WHAT YOU WILL DO
Check each line of the material below for the string "казенного", then report how many lines have it, and nothing else.

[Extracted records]
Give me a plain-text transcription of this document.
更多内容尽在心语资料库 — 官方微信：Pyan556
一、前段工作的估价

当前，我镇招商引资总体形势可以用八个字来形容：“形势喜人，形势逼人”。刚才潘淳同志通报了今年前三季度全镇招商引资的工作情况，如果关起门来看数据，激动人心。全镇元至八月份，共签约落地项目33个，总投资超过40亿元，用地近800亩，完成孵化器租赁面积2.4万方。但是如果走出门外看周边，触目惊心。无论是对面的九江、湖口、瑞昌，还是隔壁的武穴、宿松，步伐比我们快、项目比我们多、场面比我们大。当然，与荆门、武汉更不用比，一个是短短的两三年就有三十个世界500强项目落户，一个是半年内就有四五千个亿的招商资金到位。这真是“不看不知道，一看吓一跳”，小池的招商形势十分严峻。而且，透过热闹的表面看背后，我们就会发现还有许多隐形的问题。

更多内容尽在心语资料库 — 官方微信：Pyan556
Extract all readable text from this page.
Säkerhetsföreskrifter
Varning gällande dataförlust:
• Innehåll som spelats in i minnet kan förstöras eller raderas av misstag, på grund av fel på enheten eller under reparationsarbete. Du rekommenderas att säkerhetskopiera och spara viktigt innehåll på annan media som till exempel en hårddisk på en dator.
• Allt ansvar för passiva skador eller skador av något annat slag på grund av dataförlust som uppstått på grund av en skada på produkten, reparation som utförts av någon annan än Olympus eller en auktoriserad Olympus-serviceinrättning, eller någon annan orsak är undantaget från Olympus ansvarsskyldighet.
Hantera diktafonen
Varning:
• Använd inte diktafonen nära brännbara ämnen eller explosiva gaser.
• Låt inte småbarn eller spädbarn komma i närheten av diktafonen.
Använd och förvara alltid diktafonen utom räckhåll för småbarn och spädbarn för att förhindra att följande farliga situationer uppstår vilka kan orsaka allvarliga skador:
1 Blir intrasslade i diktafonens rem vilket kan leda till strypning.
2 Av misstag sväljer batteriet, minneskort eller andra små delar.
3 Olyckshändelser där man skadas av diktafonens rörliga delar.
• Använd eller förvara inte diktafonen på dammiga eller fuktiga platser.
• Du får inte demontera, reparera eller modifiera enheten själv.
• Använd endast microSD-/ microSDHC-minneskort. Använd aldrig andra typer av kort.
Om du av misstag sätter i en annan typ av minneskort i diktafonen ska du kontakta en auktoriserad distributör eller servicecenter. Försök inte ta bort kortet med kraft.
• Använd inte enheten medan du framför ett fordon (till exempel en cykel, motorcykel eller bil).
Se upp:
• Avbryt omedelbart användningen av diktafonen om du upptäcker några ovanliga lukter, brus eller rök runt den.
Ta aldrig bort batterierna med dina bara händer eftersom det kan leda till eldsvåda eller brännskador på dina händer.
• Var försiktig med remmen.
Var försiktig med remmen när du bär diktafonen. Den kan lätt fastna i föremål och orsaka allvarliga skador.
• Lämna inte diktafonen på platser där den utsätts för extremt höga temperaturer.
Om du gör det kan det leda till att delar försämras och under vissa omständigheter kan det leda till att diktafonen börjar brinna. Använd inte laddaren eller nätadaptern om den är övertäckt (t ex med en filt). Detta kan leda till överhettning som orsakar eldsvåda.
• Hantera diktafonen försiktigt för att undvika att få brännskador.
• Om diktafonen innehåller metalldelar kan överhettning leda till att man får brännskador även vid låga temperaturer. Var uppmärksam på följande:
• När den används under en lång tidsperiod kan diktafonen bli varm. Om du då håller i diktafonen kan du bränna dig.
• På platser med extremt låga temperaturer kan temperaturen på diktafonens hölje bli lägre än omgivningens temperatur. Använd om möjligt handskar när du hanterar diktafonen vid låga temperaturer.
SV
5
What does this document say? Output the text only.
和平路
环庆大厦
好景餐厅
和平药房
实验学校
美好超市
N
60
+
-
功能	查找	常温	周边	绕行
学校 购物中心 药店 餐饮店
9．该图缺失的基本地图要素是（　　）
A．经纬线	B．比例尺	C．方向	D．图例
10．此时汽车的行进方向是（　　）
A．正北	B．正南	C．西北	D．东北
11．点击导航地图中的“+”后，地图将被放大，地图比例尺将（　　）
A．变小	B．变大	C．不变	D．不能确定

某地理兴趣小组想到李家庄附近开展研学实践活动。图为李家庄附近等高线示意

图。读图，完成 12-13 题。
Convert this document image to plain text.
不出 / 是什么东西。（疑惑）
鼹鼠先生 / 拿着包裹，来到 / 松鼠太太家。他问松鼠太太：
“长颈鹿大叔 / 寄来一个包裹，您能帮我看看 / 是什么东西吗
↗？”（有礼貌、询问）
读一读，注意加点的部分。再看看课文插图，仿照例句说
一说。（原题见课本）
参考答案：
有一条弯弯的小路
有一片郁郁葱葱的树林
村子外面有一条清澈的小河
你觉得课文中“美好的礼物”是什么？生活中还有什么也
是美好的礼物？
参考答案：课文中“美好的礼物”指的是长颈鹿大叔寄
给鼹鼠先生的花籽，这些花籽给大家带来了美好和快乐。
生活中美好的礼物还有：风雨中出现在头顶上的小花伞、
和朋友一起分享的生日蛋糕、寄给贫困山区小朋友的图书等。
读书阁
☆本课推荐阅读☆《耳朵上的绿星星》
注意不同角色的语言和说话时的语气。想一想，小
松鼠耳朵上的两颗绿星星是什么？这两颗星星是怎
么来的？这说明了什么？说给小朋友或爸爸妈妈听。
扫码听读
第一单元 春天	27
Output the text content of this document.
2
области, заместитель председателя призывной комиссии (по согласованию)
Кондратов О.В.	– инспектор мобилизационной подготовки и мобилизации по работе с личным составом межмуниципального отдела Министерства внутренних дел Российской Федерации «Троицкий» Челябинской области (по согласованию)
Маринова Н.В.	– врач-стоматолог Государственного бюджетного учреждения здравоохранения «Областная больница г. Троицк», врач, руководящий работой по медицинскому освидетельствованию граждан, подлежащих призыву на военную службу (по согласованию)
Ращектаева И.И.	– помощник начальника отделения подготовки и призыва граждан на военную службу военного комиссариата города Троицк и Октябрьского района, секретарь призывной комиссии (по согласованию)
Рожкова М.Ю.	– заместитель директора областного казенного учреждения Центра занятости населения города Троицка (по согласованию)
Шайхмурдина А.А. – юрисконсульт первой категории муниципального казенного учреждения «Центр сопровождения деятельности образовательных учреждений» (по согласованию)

WRITTEN SOLUTION
2